Find every line below where the word "très" occurs, then give how many you found and nothing else.

▶ **Task material**:
....

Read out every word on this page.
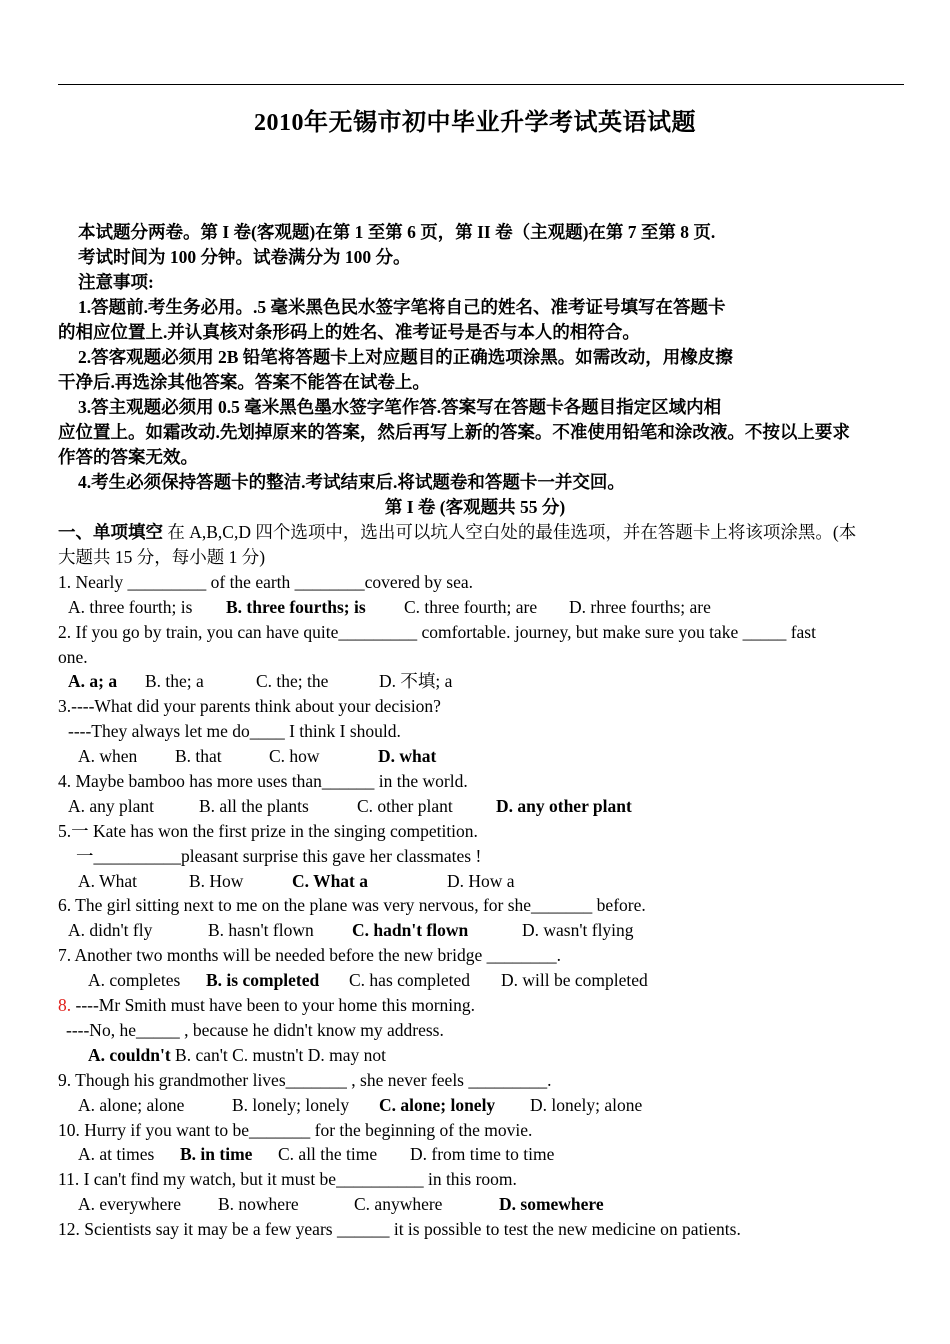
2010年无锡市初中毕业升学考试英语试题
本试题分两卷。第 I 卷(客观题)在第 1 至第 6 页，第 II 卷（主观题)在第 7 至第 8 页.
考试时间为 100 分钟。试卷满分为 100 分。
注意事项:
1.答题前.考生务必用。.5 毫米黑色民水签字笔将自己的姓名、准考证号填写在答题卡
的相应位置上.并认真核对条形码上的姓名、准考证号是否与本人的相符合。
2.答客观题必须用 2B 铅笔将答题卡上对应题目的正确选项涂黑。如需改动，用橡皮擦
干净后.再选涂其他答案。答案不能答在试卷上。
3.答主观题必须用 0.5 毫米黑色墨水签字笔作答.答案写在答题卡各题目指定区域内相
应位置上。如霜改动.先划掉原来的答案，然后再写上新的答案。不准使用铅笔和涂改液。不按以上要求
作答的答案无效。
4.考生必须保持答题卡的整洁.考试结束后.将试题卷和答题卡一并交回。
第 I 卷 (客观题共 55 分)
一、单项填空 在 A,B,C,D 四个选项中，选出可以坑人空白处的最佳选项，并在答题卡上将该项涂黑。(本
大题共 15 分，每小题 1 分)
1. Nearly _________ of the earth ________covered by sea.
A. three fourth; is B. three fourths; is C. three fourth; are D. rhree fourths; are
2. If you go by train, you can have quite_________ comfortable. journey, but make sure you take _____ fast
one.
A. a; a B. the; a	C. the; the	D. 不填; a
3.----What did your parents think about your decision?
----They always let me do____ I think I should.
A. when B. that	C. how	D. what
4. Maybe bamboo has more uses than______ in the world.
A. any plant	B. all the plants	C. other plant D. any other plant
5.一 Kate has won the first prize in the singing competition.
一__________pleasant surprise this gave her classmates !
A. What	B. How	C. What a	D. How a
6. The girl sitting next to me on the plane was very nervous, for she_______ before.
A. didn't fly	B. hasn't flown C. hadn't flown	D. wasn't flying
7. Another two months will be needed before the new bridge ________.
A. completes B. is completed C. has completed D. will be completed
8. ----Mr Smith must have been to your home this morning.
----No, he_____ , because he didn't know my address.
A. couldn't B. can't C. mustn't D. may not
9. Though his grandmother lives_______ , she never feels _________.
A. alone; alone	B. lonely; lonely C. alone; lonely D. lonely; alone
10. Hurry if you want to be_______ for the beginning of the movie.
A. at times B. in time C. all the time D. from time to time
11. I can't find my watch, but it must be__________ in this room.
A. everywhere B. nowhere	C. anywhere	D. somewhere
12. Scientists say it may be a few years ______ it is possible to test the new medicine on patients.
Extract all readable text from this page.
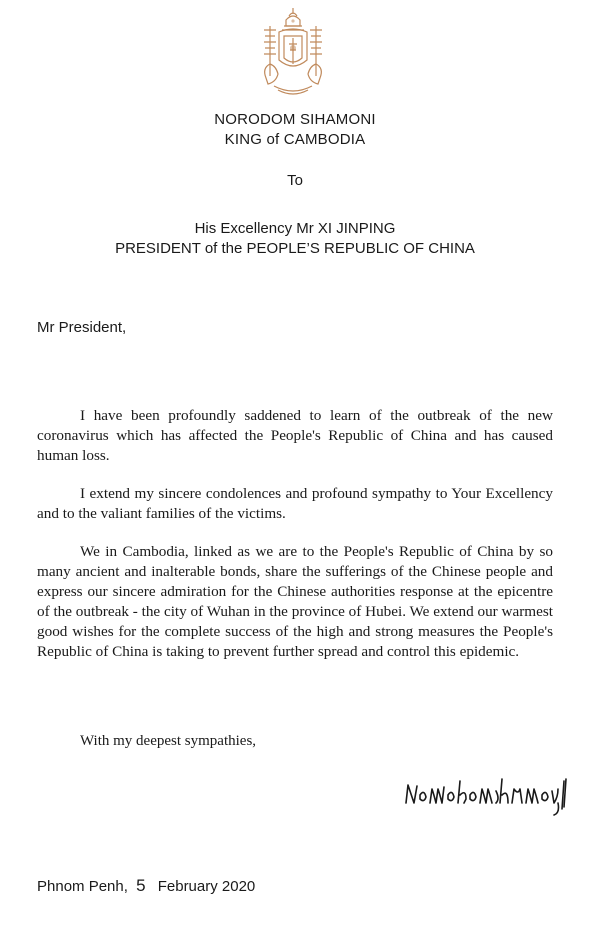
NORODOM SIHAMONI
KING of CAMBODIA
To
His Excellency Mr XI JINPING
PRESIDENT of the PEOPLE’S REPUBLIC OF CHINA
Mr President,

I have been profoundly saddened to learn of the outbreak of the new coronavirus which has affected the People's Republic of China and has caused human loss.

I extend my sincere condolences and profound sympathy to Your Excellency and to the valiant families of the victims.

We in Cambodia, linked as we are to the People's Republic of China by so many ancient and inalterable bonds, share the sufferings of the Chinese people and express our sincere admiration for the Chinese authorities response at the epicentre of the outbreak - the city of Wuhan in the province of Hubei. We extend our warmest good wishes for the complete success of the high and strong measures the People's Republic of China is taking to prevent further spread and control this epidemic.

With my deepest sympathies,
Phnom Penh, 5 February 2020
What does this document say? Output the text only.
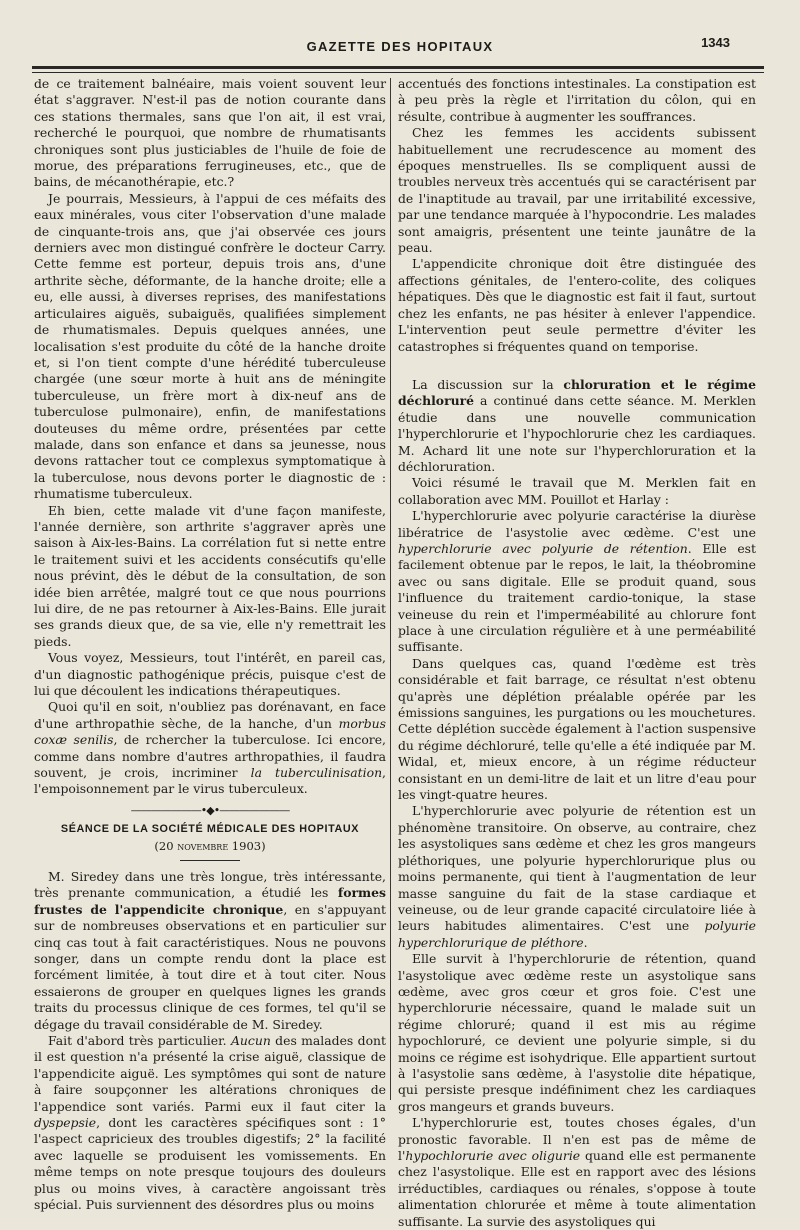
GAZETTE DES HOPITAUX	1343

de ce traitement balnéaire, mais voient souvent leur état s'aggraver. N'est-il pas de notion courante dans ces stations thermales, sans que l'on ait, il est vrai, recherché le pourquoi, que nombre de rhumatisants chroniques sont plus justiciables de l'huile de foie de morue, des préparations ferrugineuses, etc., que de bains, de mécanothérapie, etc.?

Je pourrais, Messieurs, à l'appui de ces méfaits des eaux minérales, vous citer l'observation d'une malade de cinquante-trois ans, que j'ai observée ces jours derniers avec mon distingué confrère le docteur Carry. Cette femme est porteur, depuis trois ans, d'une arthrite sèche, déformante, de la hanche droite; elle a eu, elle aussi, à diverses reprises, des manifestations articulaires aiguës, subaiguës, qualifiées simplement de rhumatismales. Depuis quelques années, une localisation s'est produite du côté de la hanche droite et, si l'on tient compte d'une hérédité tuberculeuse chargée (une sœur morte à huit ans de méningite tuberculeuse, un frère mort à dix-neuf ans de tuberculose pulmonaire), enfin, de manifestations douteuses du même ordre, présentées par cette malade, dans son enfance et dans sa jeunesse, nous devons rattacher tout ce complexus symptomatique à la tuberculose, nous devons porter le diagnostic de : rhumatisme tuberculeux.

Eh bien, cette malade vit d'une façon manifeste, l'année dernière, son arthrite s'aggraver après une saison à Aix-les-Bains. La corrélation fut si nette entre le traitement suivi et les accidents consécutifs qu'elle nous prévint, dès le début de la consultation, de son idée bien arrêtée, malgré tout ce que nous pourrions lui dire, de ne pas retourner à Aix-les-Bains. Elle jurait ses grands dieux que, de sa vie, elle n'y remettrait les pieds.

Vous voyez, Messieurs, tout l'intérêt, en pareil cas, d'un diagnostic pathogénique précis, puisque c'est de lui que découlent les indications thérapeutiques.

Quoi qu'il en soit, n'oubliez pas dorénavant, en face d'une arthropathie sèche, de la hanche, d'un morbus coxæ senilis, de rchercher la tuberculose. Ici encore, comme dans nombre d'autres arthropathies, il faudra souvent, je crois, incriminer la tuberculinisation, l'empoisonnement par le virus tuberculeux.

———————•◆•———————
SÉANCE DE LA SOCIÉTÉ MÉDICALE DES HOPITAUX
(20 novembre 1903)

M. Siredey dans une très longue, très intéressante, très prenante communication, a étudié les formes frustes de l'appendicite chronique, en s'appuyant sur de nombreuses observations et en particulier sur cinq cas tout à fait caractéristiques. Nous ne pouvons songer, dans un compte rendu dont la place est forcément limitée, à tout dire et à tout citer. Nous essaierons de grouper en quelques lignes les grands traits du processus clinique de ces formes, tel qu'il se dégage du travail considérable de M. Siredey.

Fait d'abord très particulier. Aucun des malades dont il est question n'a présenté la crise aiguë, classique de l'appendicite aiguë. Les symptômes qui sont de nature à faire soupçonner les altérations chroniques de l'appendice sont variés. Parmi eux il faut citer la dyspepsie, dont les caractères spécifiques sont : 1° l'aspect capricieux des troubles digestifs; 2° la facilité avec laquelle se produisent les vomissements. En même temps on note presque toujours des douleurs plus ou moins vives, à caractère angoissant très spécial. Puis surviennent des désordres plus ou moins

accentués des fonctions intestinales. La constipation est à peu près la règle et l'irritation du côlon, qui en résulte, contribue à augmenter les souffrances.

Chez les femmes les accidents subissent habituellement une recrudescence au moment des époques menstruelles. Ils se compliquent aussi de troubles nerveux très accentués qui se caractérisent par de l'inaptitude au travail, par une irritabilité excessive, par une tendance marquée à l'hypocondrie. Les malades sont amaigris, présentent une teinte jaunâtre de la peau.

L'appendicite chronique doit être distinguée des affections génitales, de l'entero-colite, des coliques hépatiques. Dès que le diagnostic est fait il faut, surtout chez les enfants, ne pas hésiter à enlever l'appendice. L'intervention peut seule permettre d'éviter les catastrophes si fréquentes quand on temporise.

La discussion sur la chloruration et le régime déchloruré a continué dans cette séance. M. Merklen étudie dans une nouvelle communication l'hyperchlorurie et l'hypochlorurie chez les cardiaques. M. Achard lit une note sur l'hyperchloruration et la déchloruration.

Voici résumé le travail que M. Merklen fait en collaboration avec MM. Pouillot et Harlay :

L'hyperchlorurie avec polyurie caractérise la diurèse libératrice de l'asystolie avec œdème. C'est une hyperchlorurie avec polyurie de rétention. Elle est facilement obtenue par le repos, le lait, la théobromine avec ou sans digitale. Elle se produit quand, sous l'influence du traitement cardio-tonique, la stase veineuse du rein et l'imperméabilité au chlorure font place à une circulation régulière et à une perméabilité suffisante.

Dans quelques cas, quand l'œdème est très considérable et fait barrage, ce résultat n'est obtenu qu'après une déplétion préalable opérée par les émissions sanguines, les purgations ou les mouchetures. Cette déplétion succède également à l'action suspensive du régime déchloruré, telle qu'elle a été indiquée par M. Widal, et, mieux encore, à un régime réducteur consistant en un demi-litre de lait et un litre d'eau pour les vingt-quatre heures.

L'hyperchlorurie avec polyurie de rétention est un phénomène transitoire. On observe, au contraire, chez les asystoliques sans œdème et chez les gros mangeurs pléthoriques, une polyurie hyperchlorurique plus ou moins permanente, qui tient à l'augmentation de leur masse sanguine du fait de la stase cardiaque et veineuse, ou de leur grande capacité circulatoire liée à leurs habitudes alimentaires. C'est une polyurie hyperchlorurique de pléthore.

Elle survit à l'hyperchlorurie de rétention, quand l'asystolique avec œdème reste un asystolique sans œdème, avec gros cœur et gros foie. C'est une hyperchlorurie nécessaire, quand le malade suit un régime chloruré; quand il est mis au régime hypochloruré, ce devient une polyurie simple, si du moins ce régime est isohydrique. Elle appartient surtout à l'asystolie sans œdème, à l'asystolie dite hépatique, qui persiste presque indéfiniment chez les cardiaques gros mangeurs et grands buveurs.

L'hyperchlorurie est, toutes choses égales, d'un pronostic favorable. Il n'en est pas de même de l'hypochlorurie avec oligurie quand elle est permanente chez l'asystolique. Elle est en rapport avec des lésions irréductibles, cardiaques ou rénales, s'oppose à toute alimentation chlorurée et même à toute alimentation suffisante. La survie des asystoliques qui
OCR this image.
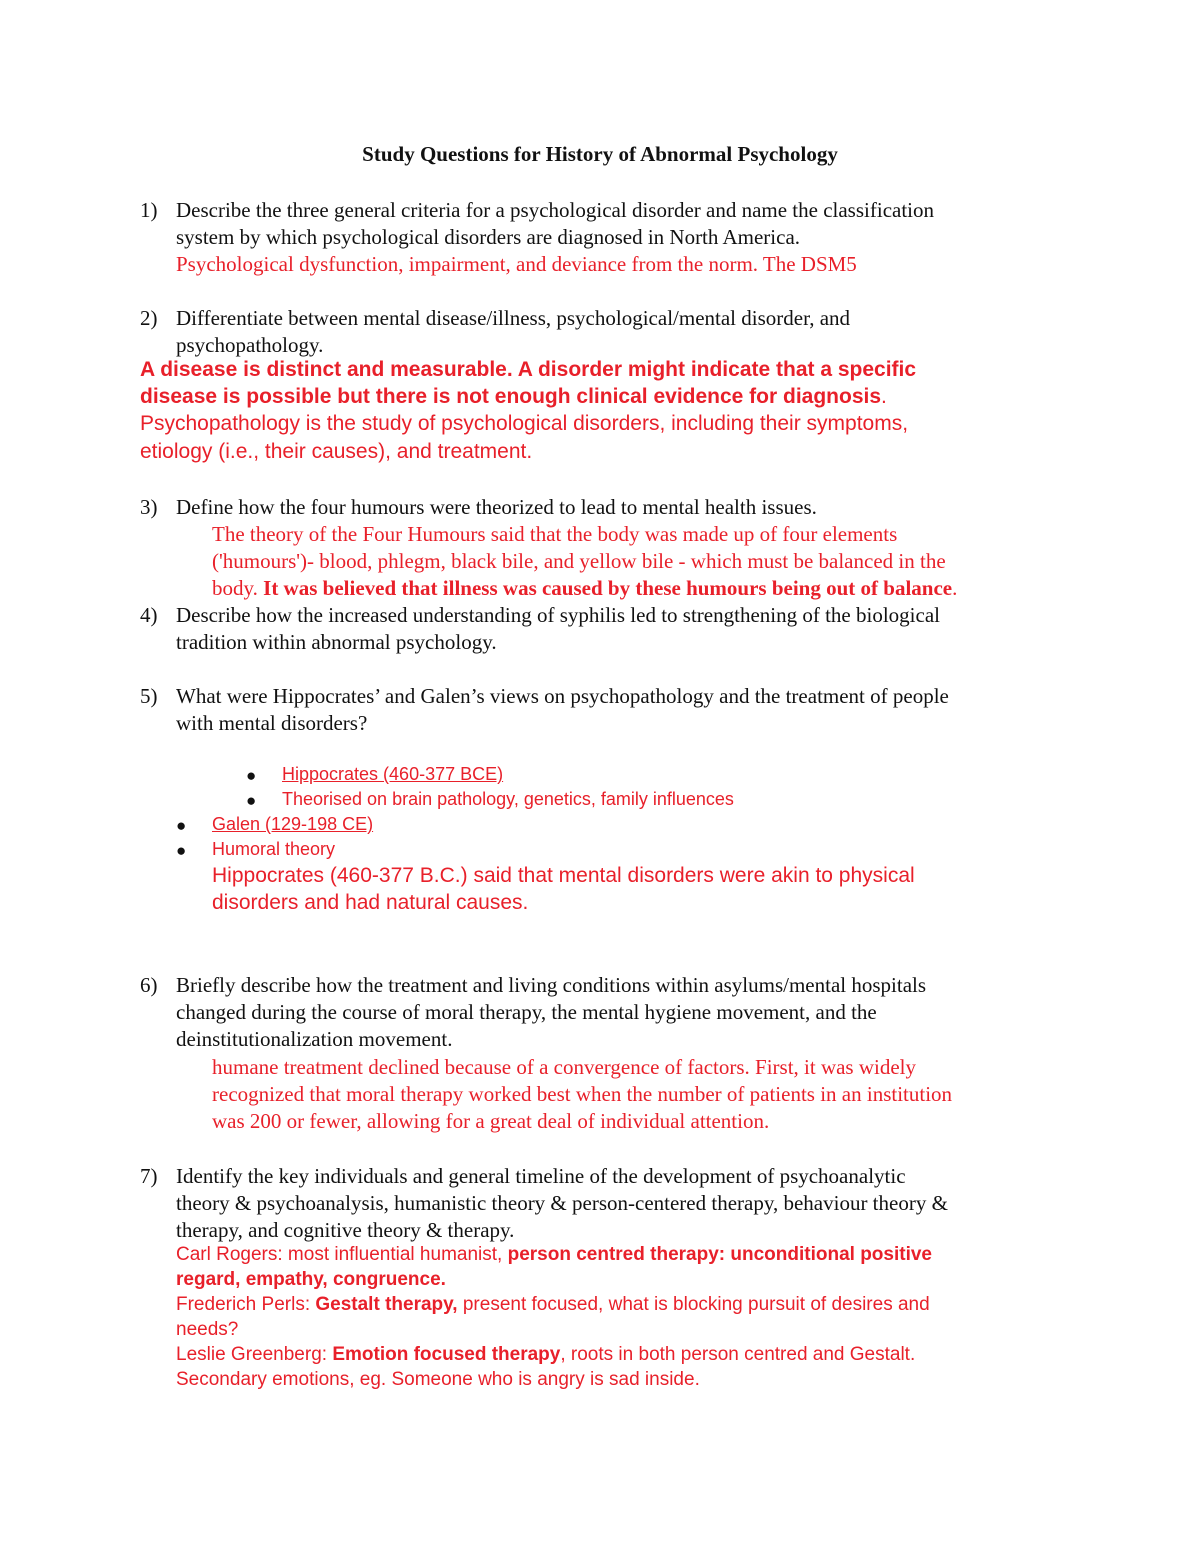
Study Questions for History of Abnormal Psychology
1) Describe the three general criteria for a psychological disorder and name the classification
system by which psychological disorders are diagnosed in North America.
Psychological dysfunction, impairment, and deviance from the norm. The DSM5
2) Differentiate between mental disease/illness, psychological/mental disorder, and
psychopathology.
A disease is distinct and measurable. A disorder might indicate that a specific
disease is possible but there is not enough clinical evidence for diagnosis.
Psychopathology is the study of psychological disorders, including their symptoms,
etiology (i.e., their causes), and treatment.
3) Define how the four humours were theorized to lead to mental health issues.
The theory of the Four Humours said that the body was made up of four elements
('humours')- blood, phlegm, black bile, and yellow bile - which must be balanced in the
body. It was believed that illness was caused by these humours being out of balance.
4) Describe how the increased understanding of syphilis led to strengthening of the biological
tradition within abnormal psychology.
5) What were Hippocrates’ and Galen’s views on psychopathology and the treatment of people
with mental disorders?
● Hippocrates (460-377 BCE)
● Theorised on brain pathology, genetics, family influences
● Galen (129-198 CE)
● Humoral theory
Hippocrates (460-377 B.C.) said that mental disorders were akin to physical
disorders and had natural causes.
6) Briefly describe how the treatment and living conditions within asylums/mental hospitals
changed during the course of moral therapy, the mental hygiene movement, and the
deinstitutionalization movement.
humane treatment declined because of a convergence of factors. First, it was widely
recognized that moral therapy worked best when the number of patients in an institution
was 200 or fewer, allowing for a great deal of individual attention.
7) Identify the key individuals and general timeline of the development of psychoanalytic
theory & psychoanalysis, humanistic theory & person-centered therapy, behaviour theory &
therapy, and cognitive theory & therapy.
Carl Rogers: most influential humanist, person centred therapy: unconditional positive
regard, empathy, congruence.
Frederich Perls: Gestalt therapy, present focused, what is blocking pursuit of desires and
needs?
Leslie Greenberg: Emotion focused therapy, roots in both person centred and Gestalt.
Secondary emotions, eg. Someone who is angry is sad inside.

....

▶ **Task output**:
4